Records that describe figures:
┌────────

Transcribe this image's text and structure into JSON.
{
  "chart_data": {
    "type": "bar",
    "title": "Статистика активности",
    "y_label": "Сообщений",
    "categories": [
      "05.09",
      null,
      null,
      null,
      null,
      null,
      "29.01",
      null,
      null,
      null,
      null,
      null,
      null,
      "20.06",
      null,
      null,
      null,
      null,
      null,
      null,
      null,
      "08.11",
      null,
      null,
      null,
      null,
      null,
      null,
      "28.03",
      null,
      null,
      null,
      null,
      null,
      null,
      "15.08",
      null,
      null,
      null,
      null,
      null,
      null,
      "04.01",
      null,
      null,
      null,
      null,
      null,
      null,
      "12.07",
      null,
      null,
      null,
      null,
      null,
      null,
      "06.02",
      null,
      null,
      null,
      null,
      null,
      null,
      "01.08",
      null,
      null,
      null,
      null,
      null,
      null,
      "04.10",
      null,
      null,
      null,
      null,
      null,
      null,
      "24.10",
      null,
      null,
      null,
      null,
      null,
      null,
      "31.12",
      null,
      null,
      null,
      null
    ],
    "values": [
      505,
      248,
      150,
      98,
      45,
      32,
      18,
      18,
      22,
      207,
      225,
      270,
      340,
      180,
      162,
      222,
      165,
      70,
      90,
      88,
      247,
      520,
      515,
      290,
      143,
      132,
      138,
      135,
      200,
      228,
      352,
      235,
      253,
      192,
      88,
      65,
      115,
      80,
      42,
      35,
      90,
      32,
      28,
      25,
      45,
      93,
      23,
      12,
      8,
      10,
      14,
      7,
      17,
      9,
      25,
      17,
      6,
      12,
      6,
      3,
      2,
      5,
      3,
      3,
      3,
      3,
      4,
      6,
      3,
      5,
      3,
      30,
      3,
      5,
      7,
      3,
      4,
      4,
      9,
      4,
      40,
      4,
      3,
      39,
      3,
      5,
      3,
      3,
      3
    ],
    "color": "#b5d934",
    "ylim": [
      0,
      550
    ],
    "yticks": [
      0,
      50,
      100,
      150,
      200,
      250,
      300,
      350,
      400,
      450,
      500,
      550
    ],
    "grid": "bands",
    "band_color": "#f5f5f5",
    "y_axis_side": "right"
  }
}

└────────

Repeat all of the records above exactly as they appear.

Transcribe this image's text and structure into JSON.
{
  "chart_data": {
    "type": "bar",
    "title": "Статистика активности",
    "y_label": "Сообщений",
    "categories": [
      "05.09",
      null,
      null,
      null,
      null,
      null,
      "29.01",
      null,
      null,
      null,
      null,
      null,
      null,
      "20.06",
      null,
      null,
      null,
      null,
      null,
      null,
      null,
      "08.11",
      null,
      null,
      null,
      null,
      null,
      null,
      "28.03",
      null,
      null,
      null,
      null,
      null,
      null,
      "15.08",
      null,
      null,
      null,
      null,
      null,
      null,
      "04.01",
      null,
      null,
      null,
      null,
      null,
      null,
      "12.07",
      null,
      null,
      null,
      null,
      null,
      null,
      "06.02",
      null,
      null,
      null,
      null,
      null,
      null,
      "01.08",
      null,
      null,
      null,
      null,
      null,
      null,
      "04.10",
      null,
      null,
      null,
      null,
      null,
      null,
      "24.10",
      null,
      null,
      null,
      null,
      null,
      null,
      "31.12",
      null,
      null,
      null,
      null
    ],
    "values": [
      505,
      248,
      150,
      98,
      45,
      32,
      18,
      18,
      22,
      207,
      225,
      270,
      340,
      180,
      162,
      222,
      165,
      70,
      90,
      88,
      247,
      520,
      515,
      290,
      143,
      132,
      138,
      135,
      200,
      228,
      352,
      235,
      253,
      192,
      88,
      65,
      115,
      80,
      42,
      35,
      90,
      32,
      28,
      25,
      45,
      93,
      23,
      12,
      8,
      10,
      14,
      7,
      17,
      9,
      25,
      17,
      6,
      12,
      6,
      3,
      2,
      5,
      3,
      3,
      3,
      3,
      4,
      6,
      3,
      5,
      3,
      30,
      3,
      5,
      7,
      3,
      4,
      4,
      9,
      4,
      40,
      4,
      3,
      39,
      3,
      5,
      3,
      3,
      3
    ],
    "color": "#b5d934",
    "ylim": [
      0,
      550
    ],
    "yticks": [
      0,
      50,
      100,
      150,
      200,
      250,
      300,
      350,
      400,
      450,
      500,
      550
    ],
    "grid": "bands",
    "band_color": "#f5f5f5",
    "y_axis_side": "right"
  }
}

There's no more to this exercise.